### TO DO
Identify each line below containing the string "JSON" and copy it.

### TASK MATERIAL

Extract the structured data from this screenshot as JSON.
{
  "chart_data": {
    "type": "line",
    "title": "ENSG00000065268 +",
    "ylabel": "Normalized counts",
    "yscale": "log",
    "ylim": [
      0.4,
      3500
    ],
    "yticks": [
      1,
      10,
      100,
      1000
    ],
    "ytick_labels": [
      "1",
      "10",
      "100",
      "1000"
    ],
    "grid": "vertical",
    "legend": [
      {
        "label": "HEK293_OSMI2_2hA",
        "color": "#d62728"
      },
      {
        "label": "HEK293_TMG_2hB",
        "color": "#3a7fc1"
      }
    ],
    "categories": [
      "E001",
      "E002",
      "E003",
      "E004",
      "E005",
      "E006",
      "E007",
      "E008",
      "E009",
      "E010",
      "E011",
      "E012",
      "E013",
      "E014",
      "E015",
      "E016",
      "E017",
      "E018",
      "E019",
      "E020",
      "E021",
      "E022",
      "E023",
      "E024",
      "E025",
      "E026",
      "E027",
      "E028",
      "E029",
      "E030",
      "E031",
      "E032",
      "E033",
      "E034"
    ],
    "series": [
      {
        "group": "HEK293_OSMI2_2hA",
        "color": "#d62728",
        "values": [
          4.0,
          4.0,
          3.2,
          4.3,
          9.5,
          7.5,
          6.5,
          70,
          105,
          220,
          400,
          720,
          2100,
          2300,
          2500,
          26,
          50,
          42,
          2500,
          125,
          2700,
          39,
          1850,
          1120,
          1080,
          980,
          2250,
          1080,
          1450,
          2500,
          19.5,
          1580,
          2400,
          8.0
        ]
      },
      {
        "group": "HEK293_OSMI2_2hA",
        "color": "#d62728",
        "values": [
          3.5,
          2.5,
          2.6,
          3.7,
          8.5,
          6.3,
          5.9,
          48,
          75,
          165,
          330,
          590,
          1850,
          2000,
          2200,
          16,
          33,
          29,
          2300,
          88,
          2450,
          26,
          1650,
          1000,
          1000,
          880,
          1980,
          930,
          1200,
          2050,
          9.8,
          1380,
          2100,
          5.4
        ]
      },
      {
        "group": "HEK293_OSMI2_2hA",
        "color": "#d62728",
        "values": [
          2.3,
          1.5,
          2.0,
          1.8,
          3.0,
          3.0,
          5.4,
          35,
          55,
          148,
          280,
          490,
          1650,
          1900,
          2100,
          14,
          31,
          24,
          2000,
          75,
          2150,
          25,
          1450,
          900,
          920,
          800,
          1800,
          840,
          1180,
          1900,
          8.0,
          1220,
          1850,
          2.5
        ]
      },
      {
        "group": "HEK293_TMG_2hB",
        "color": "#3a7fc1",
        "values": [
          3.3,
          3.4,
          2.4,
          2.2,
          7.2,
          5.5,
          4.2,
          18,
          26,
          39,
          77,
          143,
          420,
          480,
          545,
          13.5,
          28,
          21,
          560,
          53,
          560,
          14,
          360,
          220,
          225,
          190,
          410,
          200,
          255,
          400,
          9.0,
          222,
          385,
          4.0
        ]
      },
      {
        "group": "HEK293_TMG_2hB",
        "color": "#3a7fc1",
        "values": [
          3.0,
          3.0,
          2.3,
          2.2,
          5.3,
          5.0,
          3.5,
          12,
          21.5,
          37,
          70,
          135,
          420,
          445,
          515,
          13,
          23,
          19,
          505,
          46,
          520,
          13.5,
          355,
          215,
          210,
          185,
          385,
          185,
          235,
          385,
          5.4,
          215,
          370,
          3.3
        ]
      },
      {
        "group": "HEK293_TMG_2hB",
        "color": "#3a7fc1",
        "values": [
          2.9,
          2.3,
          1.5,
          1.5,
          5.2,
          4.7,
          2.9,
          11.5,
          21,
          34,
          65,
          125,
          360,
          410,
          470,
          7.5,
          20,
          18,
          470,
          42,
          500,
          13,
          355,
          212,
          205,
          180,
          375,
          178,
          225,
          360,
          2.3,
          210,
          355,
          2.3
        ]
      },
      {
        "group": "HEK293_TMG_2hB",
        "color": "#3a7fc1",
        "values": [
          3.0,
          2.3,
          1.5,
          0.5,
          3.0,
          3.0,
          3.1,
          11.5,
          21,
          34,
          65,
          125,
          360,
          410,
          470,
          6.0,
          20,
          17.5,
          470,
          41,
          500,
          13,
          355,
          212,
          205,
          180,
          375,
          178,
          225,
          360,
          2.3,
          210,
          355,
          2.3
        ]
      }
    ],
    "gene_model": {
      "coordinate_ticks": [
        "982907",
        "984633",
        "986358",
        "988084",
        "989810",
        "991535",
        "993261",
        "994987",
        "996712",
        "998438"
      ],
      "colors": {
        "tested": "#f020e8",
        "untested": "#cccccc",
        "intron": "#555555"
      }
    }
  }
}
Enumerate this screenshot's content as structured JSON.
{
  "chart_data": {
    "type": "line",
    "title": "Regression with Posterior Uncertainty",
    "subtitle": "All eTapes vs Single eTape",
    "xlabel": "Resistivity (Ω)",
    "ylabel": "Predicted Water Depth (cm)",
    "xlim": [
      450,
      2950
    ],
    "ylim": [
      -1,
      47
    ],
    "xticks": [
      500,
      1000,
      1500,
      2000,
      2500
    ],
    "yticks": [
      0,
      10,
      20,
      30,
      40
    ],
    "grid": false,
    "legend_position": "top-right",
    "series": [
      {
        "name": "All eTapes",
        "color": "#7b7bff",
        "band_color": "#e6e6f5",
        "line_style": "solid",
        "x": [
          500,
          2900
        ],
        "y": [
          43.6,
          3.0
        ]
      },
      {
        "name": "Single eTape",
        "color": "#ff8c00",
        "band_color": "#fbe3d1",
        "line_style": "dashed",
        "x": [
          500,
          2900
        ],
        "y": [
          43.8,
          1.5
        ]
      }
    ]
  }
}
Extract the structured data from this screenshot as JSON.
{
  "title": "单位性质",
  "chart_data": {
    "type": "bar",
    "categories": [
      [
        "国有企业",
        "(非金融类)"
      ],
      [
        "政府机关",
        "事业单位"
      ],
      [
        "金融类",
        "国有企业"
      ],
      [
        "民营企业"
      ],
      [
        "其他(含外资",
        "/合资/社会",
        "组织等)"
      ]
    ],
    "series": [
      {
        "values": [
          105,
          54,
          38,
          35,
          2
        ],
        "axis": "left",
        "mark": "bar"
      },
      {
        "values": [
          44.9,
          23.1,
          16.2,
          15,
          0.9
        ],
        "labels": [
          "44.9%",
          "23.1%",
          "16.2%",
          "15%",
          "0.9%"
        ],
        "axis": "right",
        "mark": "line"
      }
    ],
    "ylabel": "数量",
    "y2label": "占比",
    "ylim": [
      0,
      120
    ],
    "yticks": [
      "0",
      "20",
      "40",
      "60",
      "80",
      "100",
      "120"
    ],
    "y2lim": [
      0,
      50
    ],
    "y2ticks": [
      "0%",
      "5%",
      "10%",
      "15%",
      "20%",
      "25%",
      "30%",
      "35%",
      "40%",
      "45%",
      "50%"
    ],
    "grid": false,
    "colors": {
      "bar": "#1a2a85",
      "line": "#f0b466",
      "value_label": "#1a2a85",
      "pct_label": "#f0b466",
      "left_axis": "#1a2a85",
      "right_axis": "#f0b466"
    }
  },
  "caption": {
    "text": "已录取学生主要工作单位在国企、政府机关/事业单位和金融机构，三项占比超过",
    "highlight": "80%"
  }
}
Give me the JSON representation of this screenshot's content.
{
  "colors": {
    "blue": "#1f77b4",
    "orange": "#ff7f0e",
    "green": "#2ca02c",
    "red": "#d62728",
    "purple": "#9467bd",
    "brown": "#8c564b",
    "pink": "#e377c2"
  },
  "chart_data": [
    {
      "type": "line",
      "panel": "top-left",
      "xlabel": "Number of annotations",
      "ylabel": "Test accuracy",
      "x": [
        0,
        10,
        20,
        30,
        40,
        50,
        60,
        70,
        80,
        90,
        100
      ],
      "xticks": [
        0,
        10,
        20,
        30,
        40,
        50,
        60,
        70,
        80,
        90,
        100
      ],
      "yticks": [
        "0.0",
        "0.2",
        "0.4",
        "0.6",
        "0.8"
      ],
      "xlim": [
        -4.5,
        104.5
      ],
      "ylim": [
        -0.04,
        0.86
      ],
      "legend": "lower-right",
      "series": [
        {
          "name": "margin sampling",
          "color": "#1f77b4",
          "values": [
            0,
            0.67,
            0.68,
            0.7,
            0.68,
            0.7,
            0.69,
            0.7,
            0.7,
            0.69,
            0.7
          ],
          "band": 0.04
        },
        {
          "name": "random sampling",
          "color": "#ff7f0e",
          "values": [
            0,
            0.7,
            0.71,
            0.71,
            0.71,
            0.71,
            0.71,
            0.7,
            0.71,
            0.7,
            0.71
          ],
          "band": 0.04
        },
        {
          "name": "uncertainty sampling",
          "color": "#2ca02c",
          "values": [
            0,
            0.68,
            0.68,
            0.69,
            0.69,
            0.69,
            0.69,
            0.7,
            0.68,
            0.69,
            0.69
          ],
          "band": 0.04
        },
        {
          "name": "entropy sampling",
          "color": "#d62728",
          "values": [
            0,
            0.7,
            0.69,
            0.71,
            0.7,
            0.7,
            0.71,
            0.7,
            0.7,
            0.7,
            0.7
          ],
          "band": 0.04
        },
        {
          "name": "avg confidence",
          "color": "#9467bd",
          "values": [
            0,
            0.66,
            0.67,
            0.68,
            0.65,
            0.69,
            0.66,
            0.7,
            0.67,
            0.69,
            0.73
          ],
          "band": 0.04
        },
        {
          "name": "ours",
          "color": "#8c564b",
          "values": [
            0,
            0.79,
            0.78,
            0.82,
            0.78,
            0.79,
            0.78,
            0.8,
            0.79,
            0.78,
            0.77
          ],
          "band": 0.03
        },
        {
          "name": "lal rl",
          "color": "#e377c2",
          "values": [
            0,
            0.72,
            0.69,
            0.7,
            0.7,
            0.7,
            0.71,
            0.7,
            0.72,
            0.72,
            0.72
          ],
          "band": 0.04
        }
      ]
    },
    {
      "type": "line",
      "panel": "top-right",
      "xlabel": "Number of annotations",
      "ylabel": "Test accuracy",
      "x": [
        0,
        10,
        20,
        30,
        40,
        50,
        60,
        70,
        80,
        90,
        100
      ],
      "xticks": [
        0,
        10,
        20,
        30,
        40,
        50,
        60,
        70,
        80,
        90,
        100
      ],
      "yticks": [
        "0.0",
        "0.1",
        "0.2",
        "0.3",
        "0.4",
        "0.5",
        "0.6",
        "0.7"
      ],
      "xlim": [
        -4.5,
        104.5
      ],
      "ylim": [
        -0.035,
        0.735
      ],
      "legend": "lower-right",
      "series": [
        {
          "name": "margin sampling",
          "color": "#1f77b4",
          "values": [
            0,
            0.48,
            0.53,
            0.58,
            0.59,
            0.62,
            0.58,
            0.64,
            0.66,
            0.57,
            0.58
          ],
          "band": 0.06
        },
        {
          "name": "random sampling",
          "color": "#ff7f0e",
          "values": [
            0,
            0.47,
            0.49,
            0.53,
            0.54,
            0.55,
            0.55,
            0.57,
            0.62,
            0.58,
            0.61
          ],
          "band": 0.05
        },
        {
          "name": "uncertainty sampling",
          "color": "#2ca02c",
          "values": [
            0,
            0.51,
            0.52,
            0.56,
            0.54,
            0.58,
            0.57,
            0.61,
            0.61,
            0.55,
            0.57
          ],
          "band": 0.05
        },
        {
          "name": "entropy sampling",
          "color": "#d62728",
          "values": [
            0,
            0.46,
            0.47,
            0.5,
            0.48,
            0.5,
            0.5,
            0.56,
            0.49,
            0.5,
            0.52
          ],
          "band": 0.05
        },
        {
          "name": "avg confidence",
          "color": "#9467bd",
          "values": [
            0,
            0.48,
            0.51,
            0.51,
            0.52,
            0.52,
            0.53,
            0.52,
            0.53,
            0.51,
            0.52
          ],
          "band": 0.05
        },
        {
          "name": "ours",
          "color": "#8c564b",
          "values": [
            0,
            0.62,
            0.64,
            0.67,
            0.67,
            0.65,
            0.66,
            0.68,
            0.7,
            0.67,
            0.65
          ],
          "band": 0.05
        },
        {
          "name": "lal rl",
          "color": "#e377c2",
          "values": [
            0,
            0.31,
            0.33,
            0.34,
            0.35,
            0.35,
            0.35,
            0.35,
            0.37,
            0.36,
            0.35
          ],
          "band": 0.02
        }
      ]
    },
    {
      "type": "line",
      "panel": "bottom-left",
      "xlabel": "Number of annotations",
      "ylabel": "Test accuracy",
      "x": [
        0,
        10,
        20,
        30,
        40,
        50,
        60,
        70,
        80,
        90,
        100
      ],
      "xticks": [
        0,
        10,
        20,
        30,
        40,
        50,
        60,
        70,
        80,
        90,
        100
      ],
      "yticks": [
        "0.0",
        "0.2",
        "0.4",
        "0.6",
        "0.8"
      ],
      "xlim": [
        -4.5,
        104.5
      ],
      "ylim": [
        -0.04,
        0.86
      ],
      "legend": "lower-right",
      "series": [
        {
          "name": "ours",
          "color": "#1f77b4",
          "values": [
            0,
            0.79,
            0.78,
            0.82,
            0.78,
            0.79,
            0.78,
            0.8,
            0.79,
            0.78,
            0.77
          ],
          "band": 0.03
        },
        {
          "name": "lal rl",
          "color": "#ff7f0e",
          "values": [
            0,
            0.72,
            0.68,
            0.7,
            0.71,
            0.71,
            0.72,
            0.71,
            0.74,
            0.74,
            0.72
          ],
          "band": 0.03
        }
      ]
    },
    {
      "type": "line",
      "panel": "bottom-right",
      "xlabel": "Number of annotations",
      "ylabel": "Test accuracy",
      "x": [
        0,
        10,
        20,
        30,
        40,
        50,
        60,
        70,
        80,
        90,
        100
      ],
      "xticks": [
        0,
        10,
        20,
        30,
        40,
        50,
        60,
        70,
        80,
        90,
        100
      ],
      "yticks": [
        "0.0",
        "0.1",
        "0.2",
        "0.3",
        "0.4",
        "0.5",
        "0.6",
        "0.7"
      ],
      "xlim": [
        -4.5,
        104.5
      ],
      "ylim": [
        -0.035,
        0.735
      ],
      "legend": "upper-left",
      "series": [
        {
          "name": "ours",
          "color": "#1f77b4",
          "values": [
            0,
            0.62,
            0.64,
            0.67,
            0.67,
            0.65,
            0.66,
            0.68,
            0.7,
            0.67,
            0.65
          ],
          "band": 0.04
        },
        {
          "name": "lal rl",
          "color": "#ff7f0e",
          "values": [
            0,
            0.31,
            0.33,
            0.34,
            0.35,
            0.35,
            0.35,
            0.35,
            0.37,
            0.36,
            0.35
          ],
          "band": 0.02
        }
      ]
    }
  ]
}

### OUTPUT BELOW
Extract the structured data from this screenshot as JSON.
Enumerate this screenshot's content as structured JSON.
Extract the structured data from this screenshot as JSON.
Give me the JSON representation of this screenshot's content.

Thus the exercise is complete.